▶ PROVIDED INFORMATION:
■ ■ ■ ■ ■ ■ ■

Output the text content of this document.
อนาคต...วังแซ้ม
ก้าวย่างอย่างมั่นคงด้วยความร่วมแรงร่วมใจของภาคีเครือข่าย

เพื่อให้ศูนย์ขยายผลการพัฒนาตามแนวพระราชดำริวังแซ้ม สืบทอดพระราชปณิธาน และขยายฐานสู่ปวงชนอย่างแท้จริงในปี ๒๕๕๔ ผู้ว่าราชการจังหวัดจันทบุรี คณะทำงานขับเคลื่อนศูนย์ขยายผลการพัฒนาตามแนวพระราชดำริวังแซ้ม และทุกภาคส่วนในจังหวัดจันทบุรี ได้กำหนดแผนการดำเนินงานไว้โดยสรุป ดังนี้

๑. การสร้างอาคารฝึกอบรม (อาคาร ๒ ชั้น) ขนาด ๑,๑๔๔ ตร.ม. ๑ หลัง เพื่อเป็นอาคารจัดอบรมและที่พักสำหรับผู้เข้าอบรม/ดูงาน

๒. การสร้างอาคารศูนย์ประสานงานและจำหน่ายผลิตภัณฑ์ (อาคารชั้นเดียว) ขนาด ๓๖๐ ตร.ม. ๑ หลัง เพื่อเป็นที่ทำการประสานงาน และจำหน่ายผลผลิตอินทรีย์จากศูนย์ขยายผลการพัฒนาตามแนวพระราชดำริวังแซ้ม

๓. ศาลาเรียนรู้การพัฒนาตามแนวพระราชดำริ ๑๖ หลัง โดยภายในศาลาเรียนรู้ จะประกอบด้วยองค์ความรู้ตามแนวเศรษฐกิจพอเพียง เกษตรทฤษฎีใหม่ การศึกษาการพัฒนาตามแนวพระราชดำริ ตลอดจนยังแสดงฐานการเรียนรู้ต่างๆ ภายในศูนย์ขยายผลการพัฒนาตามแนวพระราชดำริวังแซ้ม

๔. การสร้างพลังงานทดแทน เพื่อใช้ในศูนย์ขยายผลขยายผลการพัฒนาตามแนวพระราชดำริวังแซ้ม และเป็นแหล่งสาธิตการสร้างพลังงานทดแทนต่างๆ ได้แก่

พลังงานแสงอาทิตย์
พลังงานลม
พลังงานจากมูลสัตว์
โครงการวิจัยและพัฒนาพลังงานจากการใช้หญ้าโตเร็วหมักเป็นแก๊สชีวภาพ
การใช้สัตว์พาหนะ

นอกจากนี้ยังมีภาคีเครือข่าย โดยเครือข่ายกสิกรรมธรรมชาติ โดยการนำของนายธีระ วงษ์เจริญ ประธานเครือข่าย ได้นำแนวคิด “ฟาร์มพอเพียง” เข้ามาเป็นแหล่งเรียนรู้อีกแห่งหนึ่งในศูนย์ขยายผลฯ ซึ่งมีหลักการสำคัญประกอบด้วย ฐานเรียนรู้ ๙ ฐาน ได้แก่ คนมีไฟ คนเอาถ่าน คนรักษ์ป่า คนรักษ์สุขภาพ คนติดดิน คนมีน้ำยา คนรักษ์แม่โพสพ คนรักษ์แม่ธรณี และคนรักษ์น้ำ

■ ■ ■ ■ ■ ■ ■

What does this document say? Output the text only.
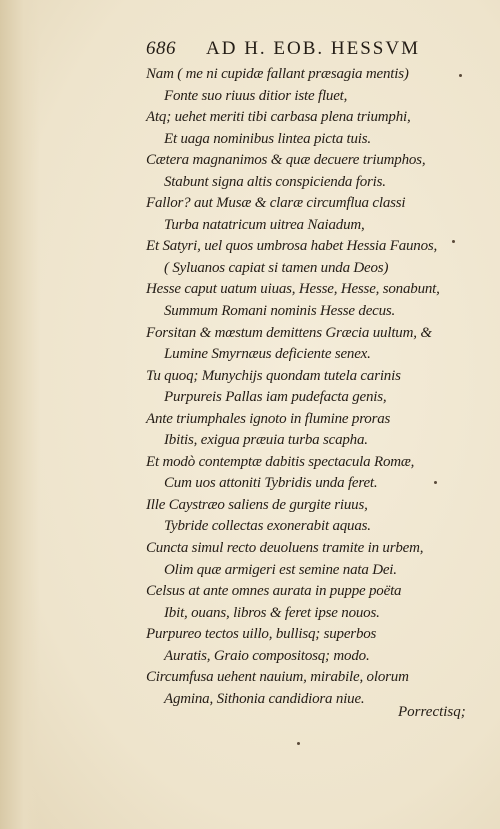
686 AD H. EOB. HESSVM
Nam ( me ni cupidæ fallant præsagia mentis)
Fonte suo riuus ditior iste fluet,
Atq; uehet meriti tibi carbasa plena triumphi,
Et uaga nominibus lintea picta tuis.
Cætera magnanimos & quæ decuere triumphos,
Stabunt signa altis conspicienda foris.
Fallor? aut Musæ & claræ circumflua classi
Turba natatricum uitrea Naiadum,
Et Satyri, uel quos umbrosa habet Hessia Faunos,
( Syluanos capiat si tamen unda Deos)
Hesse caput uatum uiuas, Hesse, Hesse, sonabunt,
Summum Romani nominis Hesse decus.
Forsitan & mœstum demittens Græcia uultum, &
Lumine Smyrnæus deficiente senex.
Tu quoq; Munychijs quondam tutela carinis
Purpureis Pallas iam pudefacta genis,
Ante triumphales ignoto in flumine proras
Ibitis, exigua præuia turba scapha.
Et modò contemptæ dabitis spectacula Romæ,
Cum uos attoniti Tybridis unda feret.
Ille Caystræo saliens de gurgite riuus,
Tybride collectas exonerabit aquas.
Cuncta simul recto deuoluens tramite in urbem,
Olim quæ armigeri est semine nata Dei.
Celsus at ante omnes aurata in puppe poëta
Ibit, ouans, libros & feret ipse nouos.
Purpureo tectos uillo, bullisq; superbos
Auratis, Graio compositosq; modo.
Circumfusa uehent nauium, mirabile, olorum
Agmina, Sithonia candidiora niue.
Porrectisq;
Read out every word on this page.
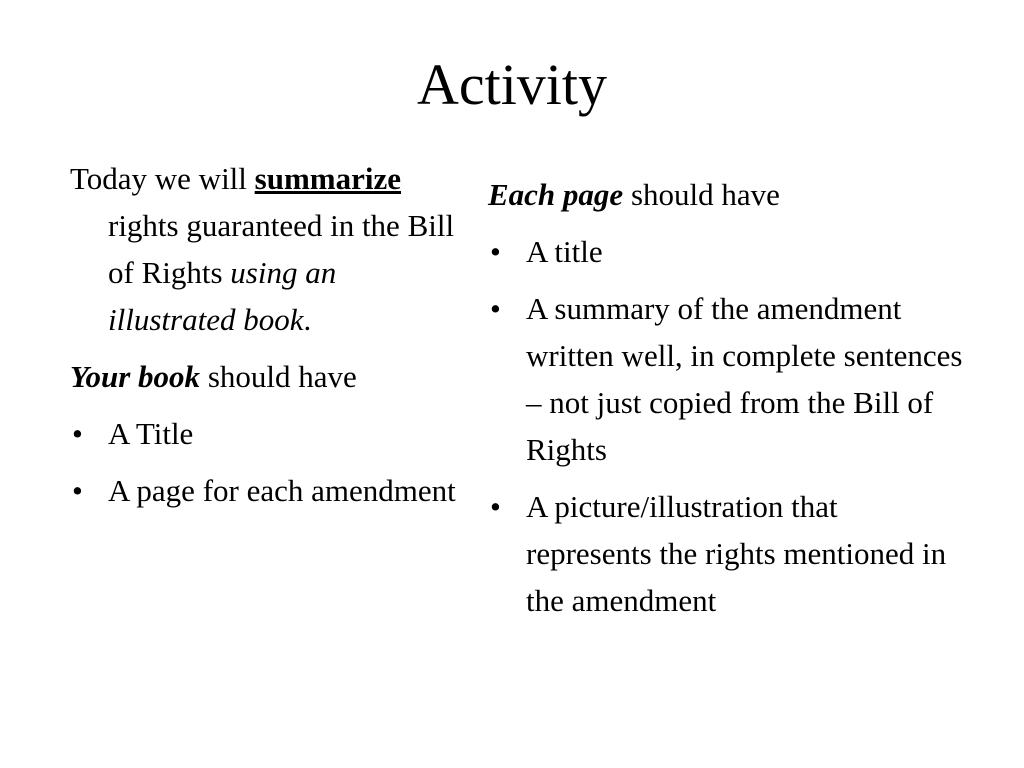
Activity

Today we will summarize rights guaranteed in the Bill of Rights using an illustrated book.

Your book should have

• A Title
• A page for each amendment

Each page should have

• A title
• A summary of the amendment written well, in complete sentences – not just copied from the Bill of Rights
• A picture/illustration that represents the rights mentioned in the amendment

■ ■ ■ ■ ■ ■ ■

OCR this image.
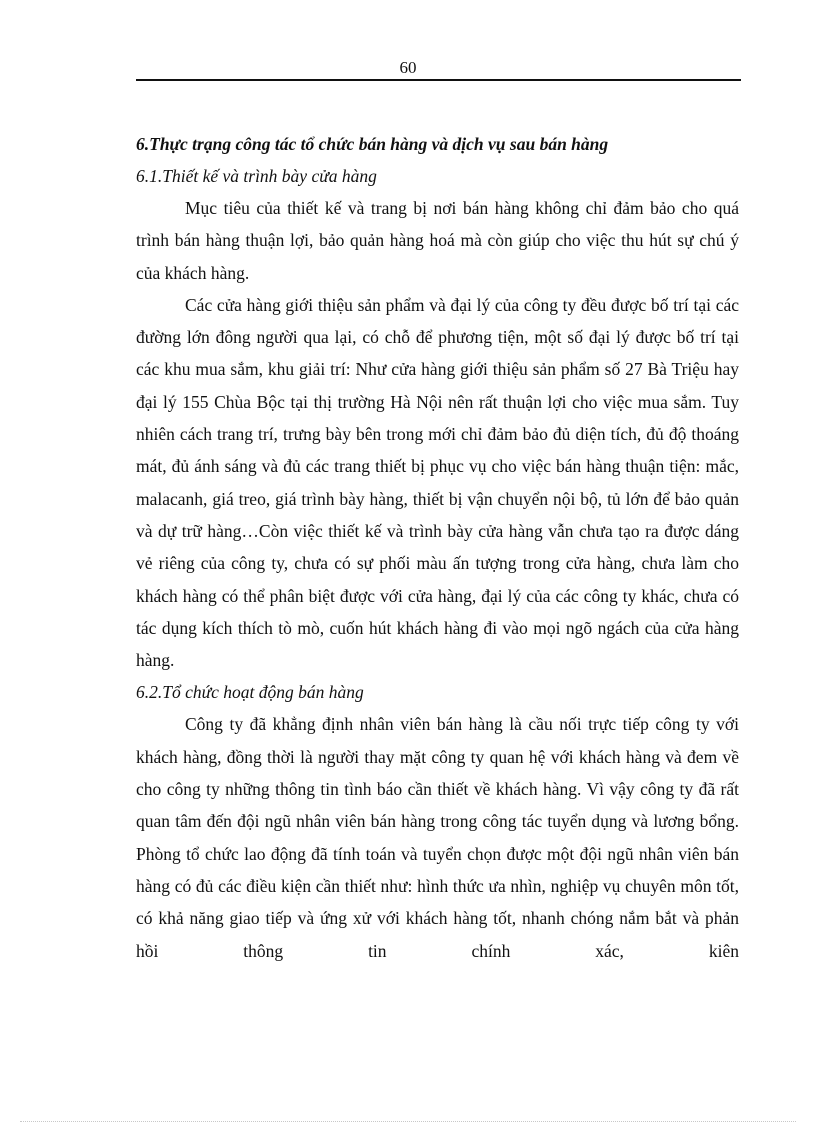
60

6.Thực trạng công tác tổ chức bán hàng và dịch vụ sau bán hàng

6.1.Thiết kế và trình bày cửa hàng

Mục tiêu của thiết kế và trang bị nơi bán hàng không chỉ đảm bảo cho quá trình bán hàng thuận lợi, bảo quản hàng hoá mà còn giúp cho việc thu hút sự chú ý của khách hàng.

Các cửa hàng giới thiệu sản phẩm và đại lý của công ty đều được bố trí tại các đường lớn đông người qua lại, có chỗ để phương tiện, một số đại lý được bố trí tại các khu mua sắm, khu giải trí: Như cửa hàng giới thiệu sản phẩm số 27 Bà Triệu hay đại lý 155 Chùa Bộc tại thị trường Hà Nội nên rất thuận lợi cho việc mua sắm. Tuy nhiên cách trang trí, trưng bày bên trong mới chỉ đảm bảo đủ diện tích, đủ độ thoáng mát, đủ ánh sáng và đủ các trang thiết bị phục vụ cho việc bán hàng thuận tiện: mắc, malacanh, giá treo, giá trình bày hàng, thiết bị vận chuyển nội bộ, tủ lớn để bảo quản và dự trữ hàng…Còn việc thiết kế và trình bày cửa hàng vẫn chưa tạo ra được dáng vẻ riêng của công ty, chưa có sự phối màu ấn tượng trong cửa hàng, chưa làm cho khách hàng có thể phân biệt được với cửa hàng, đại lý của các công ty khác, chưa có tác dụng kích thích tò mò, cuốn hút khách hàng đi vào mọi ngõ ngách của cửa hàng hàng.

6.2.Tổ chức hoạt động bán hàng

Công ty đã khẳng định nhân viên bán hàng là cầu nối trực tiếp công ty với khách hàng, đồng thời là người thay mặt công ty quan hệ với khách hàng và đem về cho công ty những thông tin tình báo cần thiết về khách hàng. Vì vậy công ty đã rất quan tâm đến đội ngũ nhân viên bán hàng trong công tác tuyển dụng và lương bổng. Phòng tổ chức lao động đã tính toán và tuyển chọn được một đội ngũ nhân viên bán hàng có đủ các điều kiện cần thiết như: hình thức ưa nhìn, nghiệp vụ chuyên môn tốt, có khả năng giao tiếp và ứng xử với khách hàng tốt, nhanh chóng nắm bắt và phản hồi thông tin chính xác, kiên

■ ■ ■ ■ ■ ■ ■

Copy each line of the listing that contains the string "Hesse".

Hesse caput uatum uiuas, Hesse, Hesse, sonabunt,
Summum Romani nominis Hesse decus.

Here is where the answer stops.